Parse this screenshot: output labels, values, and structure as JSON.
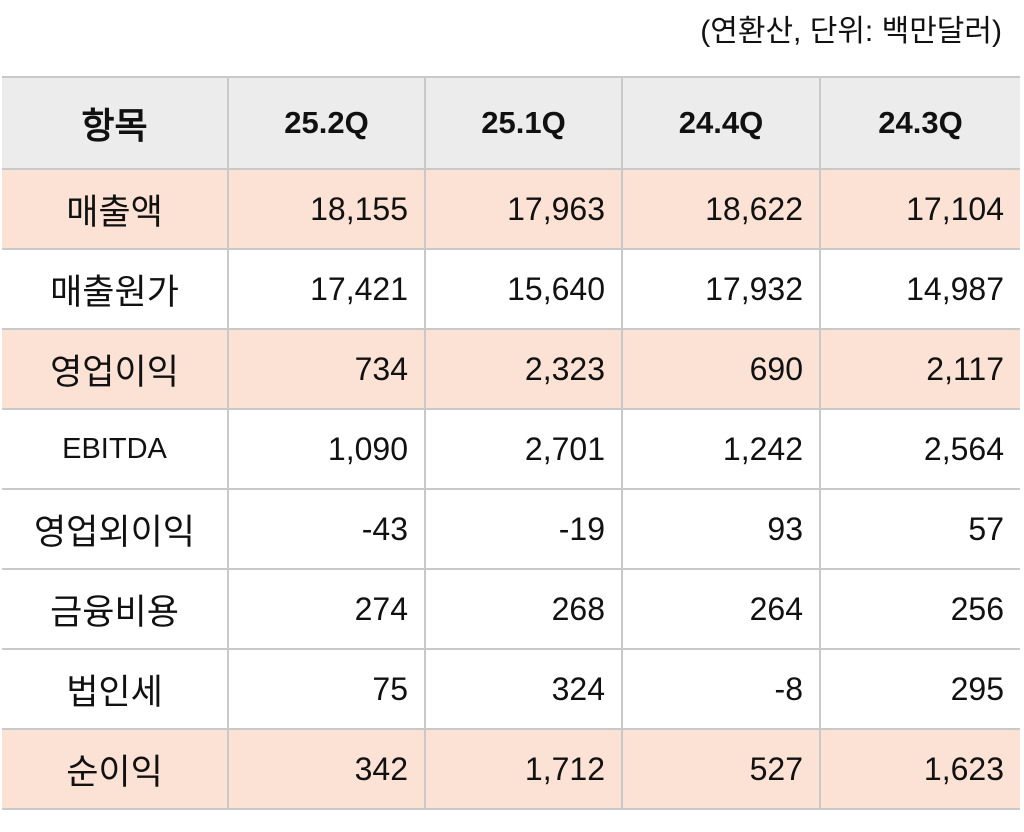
{
  "note": "(연환산, 단위: 백만달러)",
  "table": {
    "header": [
      "항목",
      "25.2Q",
      "25.1Q",
      "24.4Q",
      "24.3Q"
    ],
    "rows": [
      [
        "매출액",
        "18,155",
        "17,963",
        "18,622",
        "17,104"
      ],
      [
        "매출원가",
        "17,421",
        "15,640",
        "17,932",
        "14,987"
      ],
      [
        "영업이익",
        "734",
        "2,323",
        "690",
        "2,117"
      ],
      [
        "EBITDA",
        "1,090",
        "2,701",
        "1,242",
        "2,564"
      ],
      [
        "영업외이익",
        "-43",
        "-19",
        "93",
        "57"
      ],
      [
        "금융비용",
        "274",
        "268",
        "264",
        "256"
      ],
      [
        "법인세",
        "75",
        "324",
        "-8",
        "295"
      ],
      [
        "순이익",
        "342",
        "1,712",
        "527",
        "1,623"
      ]
    ]
  }
}
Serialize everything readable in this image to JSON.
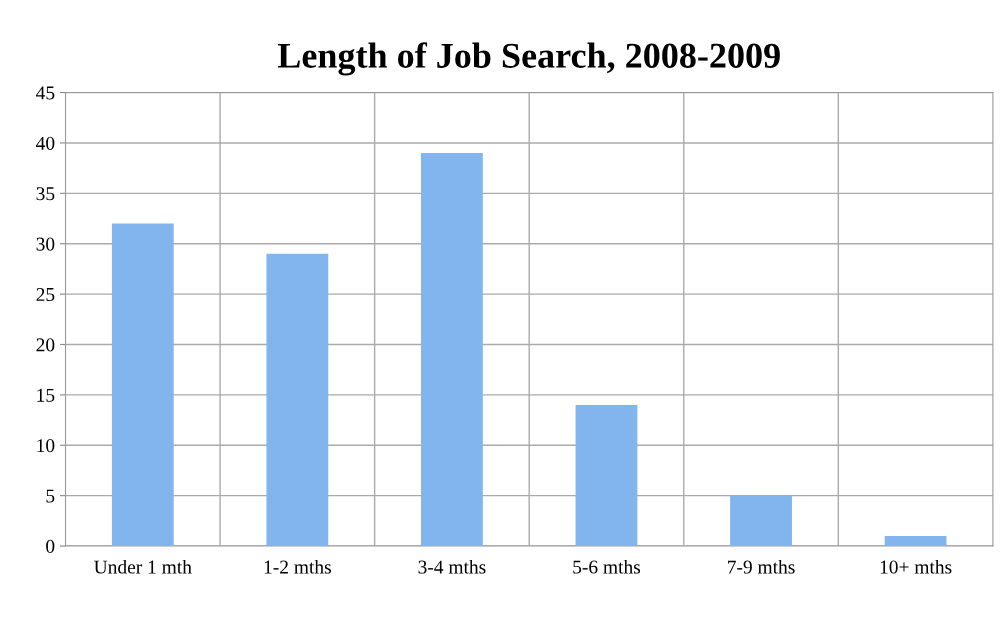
{
  "chart_data": {
    "type": "bar",
    "title": "Length of Job Search, 2008-2009",
    "categories": [
      "Under 1 mth",
      "1-2 mths",
      "3-4 mths",
      "5-6 mths",
      "7-9 mths",
      "10+ mths"
    ],
    "values": [
      32,
      29,
      39,
      14,
      5,
      1
    ],
    "color": "#82b4ee",
    "ylim": [
      0,
      45
    ],
    "yticks": [
      0,
      5,
      10,
      15,
      20,
      25,
      30,
      35,
      40,
      45
    ],
    "grid": true
  }
}
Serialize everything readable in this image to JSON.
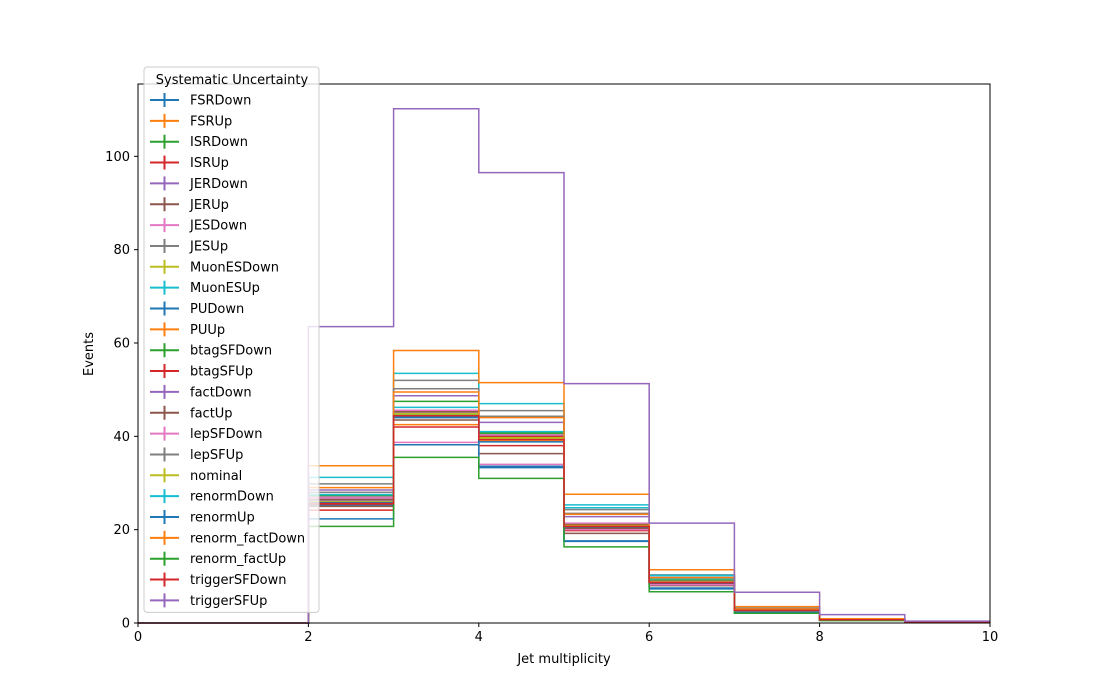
{
  "chart_data": {
    "type": "step-histogram",
    "xlabel": "Jet multiplicity",
    "ylabel": "Events",
    "xlim": [
      0,
      10
    ],
    "ylim": [
      0,
      115.5
    ],
    "x_ticks": [
      0,
      2,
      4,
      6,
      8,
      10
    ],
    "y_ticks": [
      0,
      20,
      40,
      60,
      80,
      100
    ],
    "bin_edges": [
      0,
      1,
      2,
      3,
      4,
      5,
      6,
      7,
      8,
      9,
      10
    ],
    "legend": {
      "title": "Systematic Uncertainty",
      "position": "upper-left"
    },
    "series": [
      {
        "name": "FSRDown",
        "color": "#1f77b4",
        "values": [
          0,
          0,
          22.3,
          38.2,
          33.6,
          17.6,
          7.5,
          2.3,
          0.6,
          0.2
        ]
      },
      {
        "name": "FSRUp",
        "color": "#ff7f0e",
        "values": [
          0,
          0,
          25.2,
          42.5,
          39.0,
          20.5,
          8.5,
          2.7,
          0.7,
          0.2
        ]
      },
      {
        "name": "ISRDown",
        "color": "#2ca02c",
        "values": [
          0,
          0,
          25.8,
          44.5,
          40.5,
          21.2,
          9.0,
          2.8,
          0.7,
          0.2
        ]
      },
      {
        "name": "ISRUp",
        "color": "#d62728",
        "values": [
          0,
          0,
          24.2,
          42.0,
          38.0,
          19.8,
          8.3,
          2.6,
          0.7,
          0.2
        ]
      },
      {
        "name": "JERDown",
        "color": "#9467bd",
        "values": [
          0,
          0,
          26.3,
          45.2,
          39.8,
          21.0,
          8.8,
          2.7,
          0.7,
          0.2
        ]
      },
      {
        "name": "JERUp",
        "color": "#8c564b",
        "values": [
          0,
          0,
          25.0,
          43.5,
          36.3,
          19.2,
          8.0,
          2.5,
          0.6,
          0.2
        ]
      },
      {
        "name": "JESDown",
        "color": "#e377c2",
        "values": [
          0,
          0,
          27.0,
          38.7,
          34.0,
          20.0,
          8.2,
          2.6,
          0.6,
          0.2
        ]
      },
      {
        "name": "JESUp",
        "color": "#7f7f7f",
        "values": [
          0,
          0,
          28.0,
          52.0,
          45.5,
          24.3,
          10.3,
          3.2,
          0.8,
          0.2
        ]
      },
      {
        "name": "MuonESDown",
        "color": "#bcbd22",
        "values": [
          0,
          0,
          26.0,
          44.8,
          39.6,
          20.8,
          8.7,
          2.7,
          0.7,
          0.2
        ]
      },
      {
        "name": "MuonESUp",
        "color": "#17becf",
        "values": [
          0,
          0,
          31.2,
          53.5,
          47.0,
          25.3,
          10.2,
          3.1,
          0.8,
          0.2
        ]
      },
      {
        "name": "PUDown",
        "color": "#1f77b4",
        "values": [
          0,
          0,
          25.3,
          44.0,
          38.8,
          20.4,
          8.6,
          2.7,
          0.7,
          0.2
        ]
      },
      {
        "name": "PUUp",
        "color": "#ff7f0e",
        "values": [
          0,
          0,
          33.7,
          58.4,
          51.5,
          27.6,
          11.4,
          3.5,
          0.9,
          0.3
        ]
      },
      {
        "name": "btagSFDown",
        "color": "#2ca02c",
        "values": [
          0,
          0,
          27.3,
          47.5,
          40.8,
          21.3,
          9.2,
          2.9,
          0.7,
          0.2
        ]
      },
      {
        "name": "btagSFUp",
        "color": "#d62728",
        "values": [
          0,
          0,
          25.5,
          45.5,
          40.0,
          21.0,
          8.9,
          2.8,
          0.7,
          0.2
        ]
      },
      {
        "name": "factDown",
        "color": "#9467bd",
        "values": [
          0,
          0,
          28.5,
          48.7,
          43.0,
          22.8,
          9.6,
          3.0,
          0.7,
          0.2
        ]
      },
      {
        "name": "factUp",
        "color": "#8c564b",
        "values": [
          0,
          0,
          26.5,
          45.3,
          40.2,
          20.3,
          8.7,
          2.7,
          0.7,
          0.2
        ]
      },
      {
        "name": "lepSFDown",
        "color": "#e377c2",
        "values": [
          0,
          0,
          26.8,
          45.6,
          40.3,
          21.4,
          8.9,
          2.8,
          0.7,
          0.2
        ]
      },
      {
        "name": "lepSFUp",
        "color": "#7f7f7f",
        "values": [
          0,
          0,
          29.8,
          50.2,
          44.3,
          23.5,
          9.8,
          3.1,
          0.8,
          0.2
        ]
      },
      {
        "name": "nominal",
        "color": "#bcbd22",
        "values": [
          0,
          0,
          26.0,
          44.9,
          39.7,
          20.9,
          8.8,
          2.7,
          0.7,
          0.2
        ]
      },
      {
        "name": "renormDown",
        "color": "#17becf",
        "values": [
          0,
          0,
          27.5,
          46.2,
          41.0,
          24.7,
          9.5,
          2.9,
          0.7,
          0.2
        ]
      },
      {
        "name": "renormUp",
        "color": "#1f77b4",
        "values": [
          0,
          0,
          25.8,
          44.2,
          33.3,
          17.5,
          7.3,
          2.3,
          0.6,
          0.2
        ]
      },
      {
        "name": "renorm_factDown",
        "color": "#ff7f0e",
        "values": [
          0,
          0,
          29.0,
          49.5,
          44.0,
          23.3,
          9.7,
          3.0,
          0.8,
          0.2
        ]
      },
      {
        "name": "renorm_factUp",
        "color": "#2ca02c",
        "values": [
          0,
          0,
          20.7,
          35.5,
          31.0,
          16.3,
          6.7,
          2.1,
          0.5,
          0.1
        ]
      },
      {
        "name": "triggerSFDown",
        "color": "#d62728",
        "values": [
          0,
          0,
          25.6,
          44.4,
          39.3,
          20.7,
          8.7,
          2.7,
          0.7,
          0.2
        ]
      },
      {
        "name": "triggerSFUp",
        "color": "#9467bd",
        "values": [
          0,
          0,
          63.5,
          110.2,
          96.5,
          51.3,
          21.4,
          6.6,
          1.8,
          0.4
        ]
      }
    ]
  }
}
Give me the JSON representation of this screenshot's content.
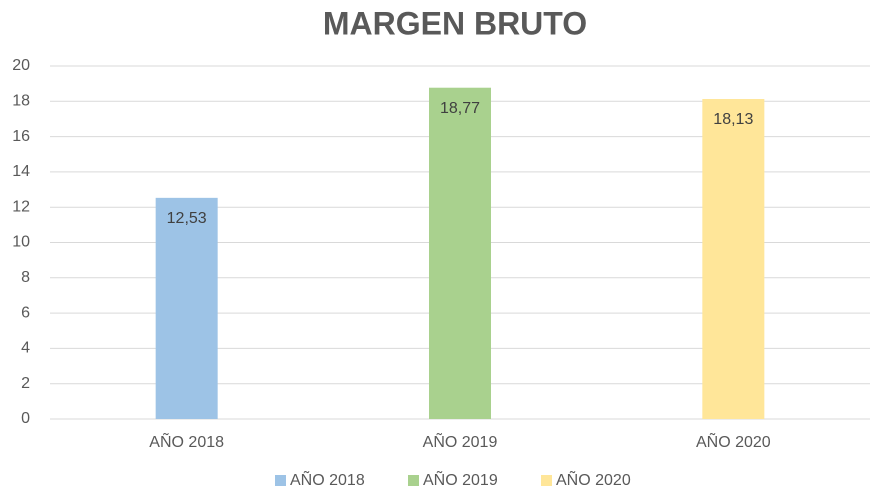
{
  "chart_data": {
    "type": "bar",
    "title": "MARGEN BRUTO",
    "categories": [
      "AÑO 2018",
      "AÑO 2019",
      "AÑO 2020"
    ],
    "values": [
      12.53,
      18.77,
      18.13
    ],
    "value_labels": [
      "12,53",
      "18,77",
      "18,13"
    ],
    "colors": [
      "#9dc3e6",
      "#a9d18e",
      "#ffe699"
    ],
    "ylim": [
      0,
      20
    ],
    "yticks": [
      0,
      2,
      4,
      6,
      8,
      10,
      12,
      14,
      16,
      18,
      20
    ],
    "grid": true,
    "legend": "bottom"
  }
}
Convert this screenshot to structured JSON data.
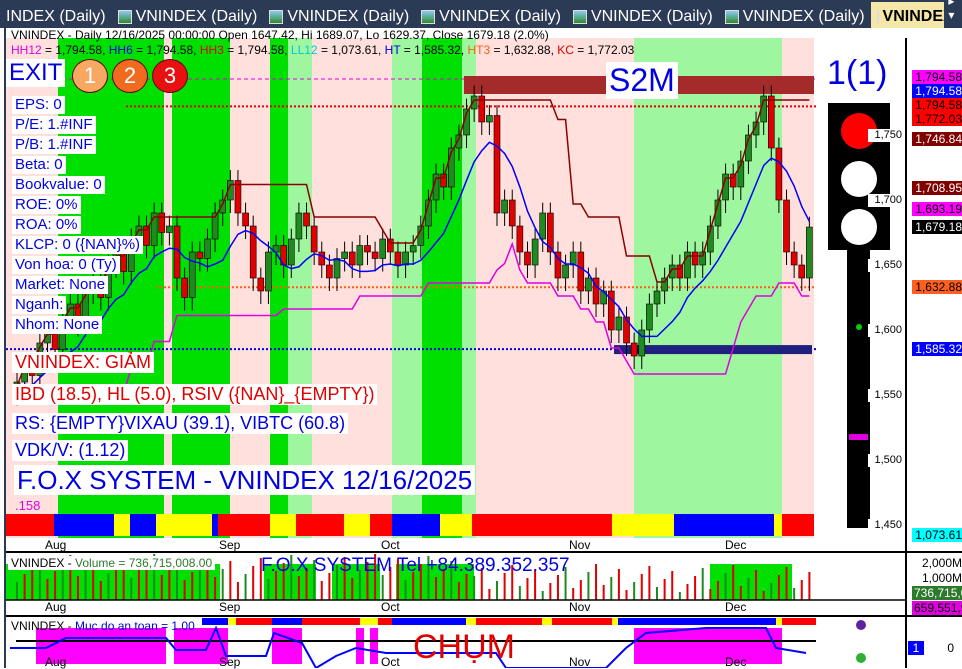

Goal: In the entries above, identify every line with the string "JSON".

Answer for the task:
Parse this screenshot: output labels, values, and structure as JSON.
Serialize everything readable in this image to JSON.
Serialize everything readable in this image to JSON.
Give me the JSON representation of this screenshot's content.
Convert this screenshot to structured JSON data.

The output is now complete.